(TASK BRIEF)
Return nothing but the lines from the line containing "Read out every word on this page." through the last line of the records, reproduced exactly.
>> Start EXERCISE MATERIALS
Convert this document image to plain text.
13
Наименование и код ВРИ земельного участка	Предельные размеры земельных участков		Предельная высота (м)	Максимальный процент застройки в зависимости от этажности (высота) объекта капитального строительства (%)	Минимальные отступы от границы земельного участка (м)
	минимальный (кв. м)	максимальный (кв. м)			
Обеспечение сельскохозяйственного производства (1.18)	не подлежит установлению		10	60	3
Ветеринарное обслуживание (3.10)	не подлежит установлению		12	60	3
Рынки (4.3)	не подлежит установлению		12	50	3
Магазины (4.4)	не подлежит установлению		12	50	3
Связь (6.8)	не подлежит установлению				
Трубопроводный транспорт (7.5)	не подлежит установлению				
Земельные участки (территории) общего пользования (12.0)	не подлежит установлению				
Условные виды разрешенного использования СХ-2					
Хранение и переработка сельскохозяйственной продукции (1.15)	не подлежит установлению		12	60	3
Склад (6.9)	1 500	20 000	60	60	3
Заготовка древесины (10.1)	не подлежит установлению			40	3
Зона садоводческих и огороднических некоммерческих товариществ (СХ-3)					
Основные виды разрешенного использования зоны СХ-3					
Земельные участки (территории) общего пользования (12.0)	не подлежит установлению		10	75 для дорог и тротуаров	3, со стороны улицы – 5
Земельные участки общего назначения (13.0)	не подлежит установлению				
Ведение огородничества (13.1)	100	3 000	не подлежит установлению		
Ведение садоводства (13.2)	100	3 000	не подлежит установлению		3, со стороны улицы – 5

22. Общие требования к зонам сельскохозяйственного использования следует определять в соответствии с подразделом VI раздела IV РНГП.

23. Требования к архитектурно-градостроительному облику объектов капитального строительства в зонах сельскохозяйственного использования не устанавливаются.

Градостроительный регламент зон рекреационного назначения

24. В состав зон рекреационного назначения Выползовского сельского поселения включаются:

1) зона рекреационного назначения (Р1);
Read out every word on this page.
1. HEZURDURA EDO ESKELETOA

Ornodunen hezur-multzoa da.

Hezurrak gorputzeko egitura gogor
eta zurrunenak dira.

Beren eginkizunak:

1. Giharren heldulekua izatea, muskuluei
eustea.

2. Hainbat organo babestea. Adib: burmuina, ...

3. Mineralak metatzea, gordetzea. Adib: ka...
>> End EXERCISE MATERIALS
(OUTPUT BELOW)
Read out every word on this page.
1. HEZURDURA EDO ESKELETOA

Ornodunen hezur-multzoa da.

Hezurrak gorputzeko egitura gogor
eta zurrunenak dira.

Beren eginkizunak:

1. Giharren heldulekua izatea, muskuluei
eustea.

2. Hainbat organo babestea. Adib: burmuina, ...

3. Mineralak metatzea, gordetzea. Adib: ka...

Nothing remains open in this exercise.